§ THE PROBLEM: Keep only the lines that hold the string "Τατοΐῳ", filtering out the rest of the entries below.

------------------------

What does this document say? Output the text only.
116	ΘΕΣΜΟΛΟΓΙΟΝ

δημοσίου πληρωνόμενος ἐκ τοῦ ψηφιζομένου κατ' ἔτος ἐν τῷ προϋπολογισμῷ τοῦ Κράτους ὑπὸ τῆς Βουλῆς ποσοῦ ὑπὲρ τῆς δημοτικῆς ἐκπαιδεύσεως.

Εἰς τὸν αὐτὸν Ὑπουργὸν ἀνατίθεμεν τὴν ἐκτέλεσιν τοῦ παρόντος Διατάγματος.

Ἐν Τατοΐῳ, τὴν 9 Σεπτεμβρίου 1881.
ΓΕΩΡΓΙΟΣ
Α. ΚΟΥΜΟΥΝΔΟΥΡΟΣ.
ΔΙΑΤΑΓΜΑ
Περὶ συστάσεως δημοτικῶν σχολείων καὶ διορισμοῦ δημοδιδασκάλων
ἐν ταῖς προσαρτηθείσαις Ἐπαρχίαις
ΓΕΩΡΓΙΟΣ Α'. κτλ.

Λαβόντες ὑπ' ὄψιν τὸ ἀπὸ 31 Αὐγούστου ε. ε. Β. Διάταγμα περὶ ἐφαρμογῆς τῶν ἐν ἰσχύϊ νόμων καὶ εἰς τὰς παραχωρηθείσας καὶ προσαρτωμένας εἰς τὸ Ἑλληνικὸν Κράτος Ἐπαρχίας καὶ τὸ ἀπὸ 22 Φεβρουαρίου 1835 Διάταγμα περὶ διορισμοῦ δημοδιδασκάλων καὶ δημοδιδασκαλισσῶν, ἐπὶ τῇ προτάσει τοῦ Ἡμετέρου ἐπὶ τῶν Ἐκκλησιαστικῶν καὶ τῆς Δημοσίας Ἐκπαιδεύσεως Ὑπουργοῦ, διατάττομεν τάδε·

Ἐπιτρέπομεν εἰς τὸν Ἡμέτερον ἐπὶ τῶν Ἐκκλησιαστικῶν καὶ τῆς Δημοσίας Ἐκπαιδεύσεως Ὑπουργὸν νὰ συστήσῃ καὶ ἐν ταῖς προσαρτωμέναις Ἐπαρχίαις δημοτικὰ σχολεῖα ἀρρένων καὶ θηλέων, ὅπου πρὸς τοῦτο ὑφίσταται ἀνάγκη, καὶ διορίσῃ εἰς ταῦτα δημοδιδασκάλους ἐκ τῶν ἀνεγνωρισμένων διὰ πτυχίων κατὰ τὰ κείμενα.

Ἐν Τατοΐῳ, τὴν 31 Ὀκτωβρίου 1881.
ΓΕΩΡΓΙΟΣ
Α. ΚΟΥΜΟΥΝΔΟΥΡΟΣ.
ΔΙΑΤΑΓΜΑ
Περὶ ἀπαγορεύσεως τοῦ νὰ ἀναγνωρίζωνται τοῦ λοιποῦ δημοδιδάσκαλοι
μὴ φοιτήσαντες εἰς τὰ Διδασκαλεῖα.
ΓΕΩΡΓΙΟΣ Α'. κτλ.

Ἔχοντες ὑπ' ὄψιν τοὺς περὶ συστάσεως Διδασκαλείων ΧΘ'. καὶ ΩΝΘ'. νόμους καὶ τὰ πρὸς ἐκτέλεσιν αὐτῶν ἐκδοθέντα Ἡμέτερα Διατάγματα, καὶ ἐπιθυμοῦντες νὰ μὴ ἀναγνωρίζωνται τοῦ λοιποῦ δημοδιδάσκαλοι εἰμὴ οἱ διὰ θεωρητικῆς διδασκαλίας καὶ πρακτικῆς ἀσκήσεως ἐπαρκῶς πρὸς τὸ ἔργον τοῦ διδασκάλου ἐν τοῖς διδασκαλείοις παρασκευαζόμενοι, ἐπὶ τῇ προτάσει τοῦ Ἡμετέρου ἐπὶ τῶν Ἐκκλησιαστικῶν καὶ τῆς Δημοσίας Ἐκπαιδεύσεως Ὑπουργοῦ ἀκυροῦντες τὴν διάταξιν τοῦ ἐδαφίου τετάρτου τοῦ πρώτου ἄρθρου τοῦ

------------------------

§ EXERCISE SOLUTION:
Ἐν Τατοΐῳ, τὴν 9 Σεπτεμβρίου 1881.
Ἐν Τατοΐῳ, τὴν 31 Ὀκτωβρίου 1881.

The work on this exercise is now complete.